◆ INSTRUCTIONS TO FOLLOW
Extract each line containing the string "this".

#### PROVIDED RECORDS ####

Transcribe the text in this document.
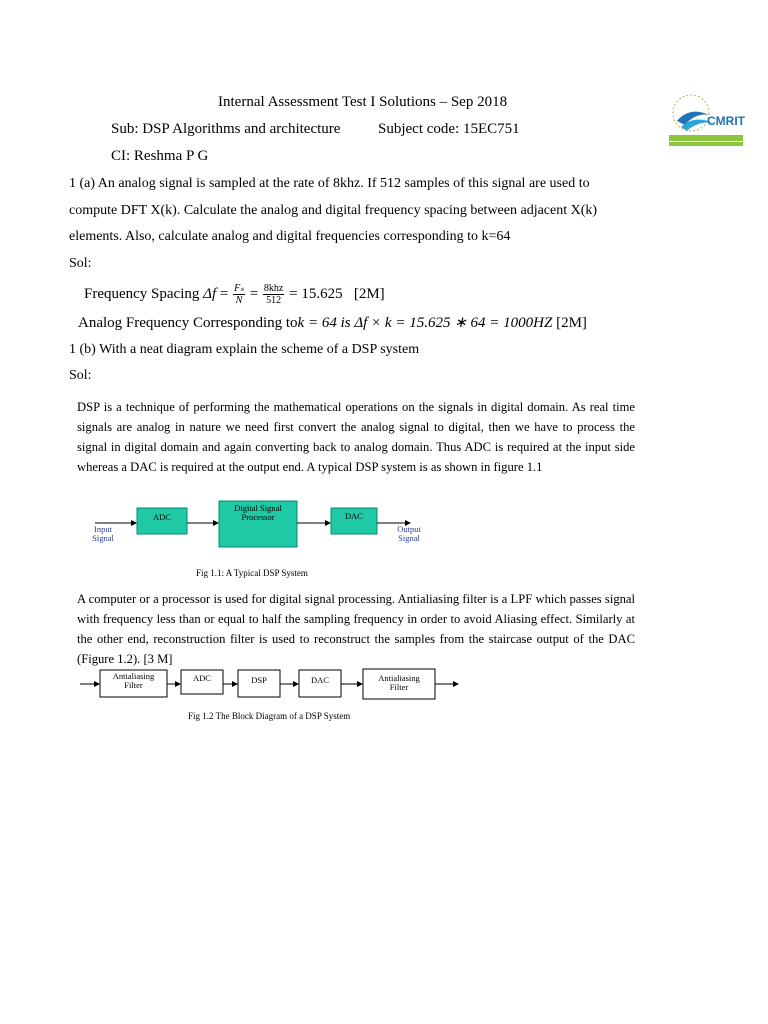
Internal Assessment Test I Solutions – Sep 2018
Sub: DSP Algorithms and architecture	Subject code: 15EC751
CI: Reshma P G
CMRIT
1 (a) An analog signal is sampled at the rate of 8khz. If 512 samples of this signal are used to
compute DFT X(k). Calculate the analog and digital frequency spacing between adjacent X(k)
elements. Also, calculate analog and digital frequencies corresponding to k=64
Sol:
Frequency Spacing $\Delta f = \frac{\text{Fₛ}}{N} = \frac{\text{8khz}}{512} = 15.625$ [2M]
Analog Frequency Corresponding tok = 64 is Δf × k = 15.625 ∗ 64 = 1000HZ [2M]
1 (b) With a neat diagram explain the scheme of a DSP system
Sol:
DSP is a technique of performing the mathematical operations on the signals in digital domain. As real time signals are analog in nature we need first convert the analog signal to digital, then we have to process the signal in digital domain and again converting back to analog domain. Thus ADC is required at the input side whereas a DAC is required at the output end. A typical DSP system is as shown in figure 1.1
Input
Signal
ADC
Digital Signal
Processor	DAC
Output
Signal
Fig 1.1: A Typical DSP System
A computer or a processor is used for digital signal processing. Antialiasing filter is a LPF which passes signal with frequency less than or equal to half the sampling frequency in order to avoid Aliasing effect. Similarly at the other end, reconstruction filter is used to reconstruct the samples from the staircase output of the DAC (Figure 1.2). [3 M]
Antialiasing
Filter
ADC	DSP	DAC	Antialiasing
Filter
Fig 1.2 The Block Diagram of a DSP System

####
#### PROVIDED RECORDS ####

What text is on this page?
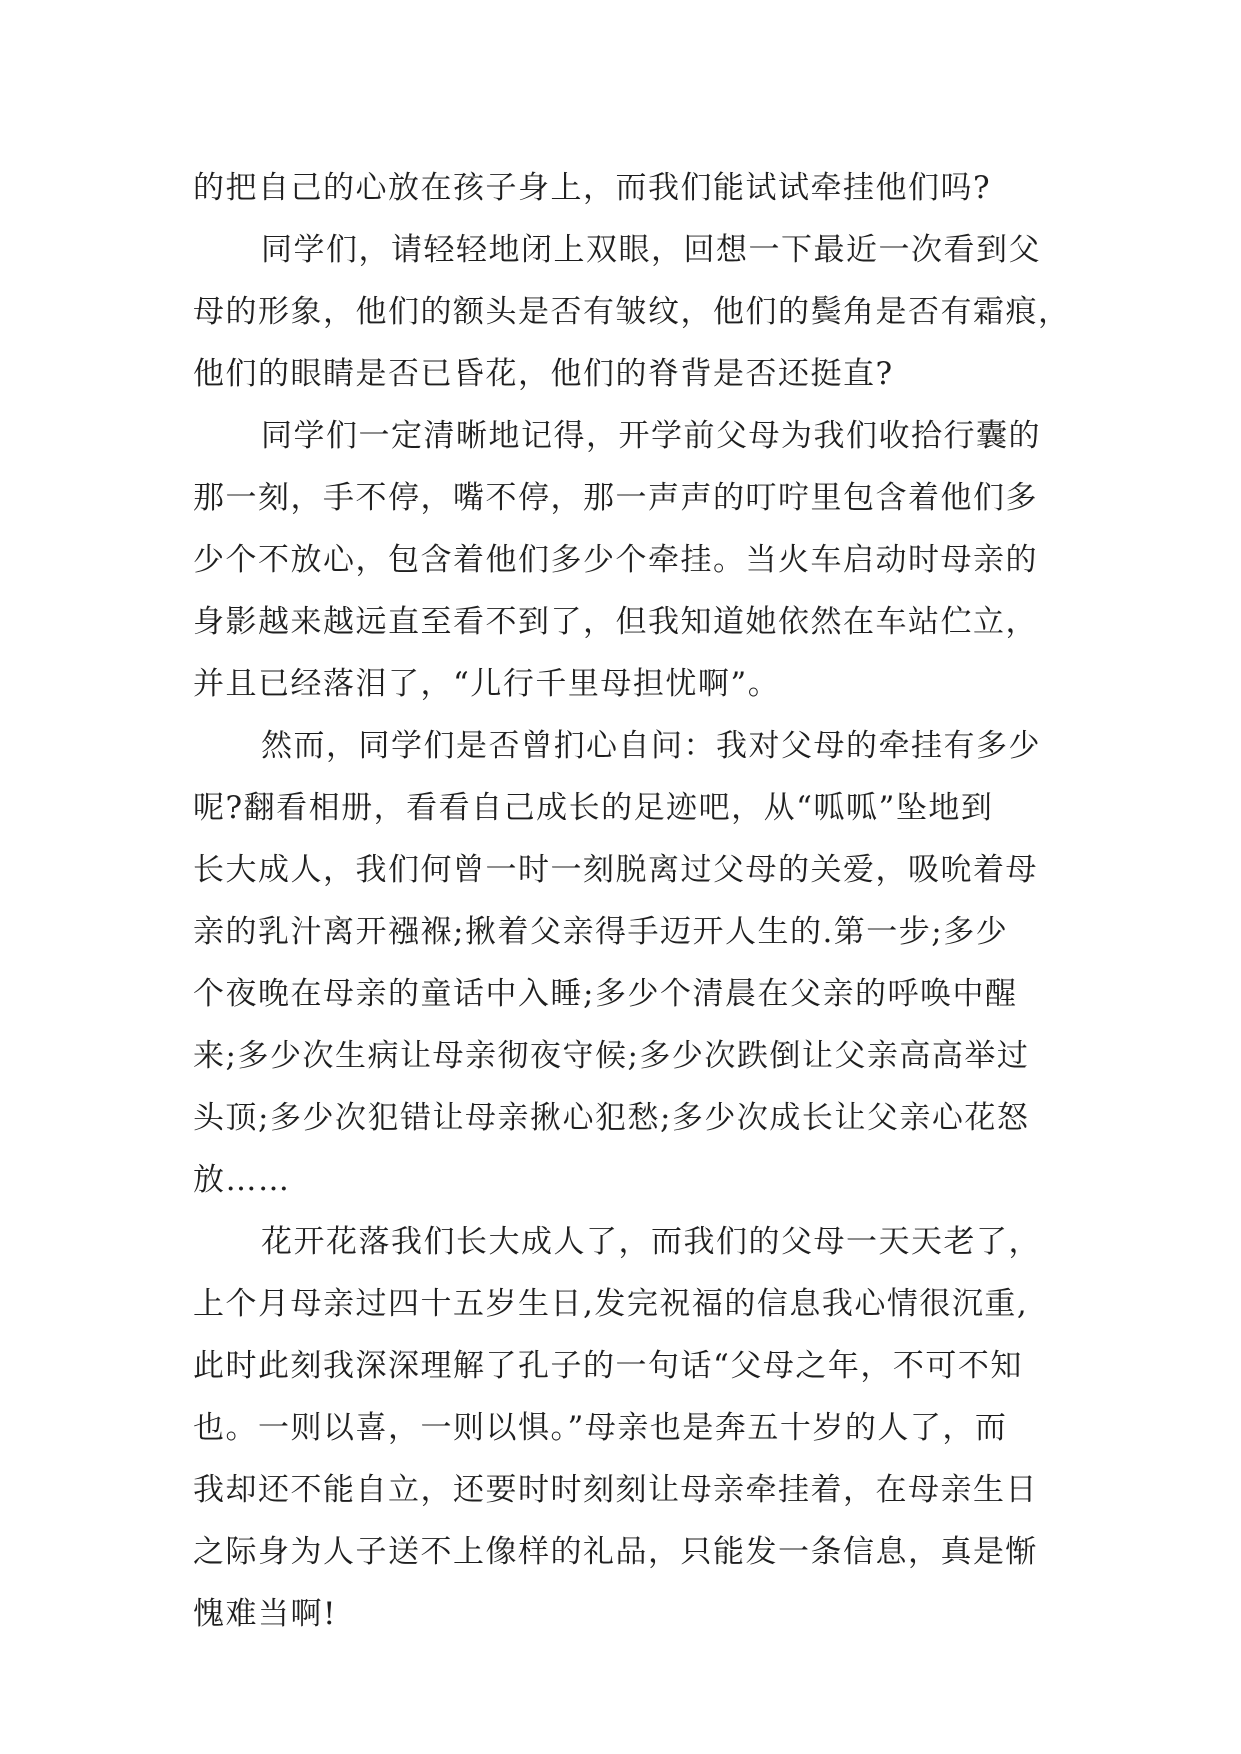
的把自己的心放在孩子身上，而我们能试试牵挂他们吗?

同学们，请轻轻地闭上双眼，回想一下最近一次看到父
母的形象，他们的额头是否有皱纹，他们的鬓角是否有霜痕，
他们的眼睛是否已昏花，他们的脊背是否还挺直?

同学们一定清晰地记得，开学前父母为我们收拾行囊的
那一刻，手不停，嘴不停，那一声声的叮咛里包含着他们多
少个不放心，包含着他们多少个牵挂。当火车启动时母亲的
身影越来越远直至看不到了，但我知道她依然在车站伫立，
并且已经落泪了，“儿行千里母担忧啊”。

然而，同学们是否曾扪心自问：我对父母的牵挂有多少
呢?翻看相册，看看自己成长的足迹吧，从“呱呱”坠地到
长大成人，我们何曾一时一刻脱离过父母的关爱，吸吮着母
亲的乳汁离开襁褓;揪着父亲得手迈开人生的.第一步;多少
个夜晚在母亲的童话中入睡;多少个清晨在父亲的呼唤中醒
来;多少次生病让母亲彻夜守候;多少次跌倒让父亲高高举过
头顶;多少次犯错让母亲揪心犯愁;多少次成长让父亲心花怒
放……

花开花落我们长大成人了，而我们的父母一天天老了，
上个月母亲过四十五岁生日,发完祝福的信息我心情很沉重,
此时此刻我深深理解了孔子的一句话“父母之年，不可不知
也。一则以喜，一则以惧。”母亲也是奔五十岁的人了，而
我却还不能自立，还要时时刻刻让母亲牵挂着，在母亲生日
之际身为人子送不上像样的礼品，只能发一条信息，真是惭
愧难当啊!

####

◆ THE SOLUTION
Transcribe the text in this document.
1 (a) An analog signal is sampled at the rate of 8khz. If 512 samples of this signal are used to
What text is on this page?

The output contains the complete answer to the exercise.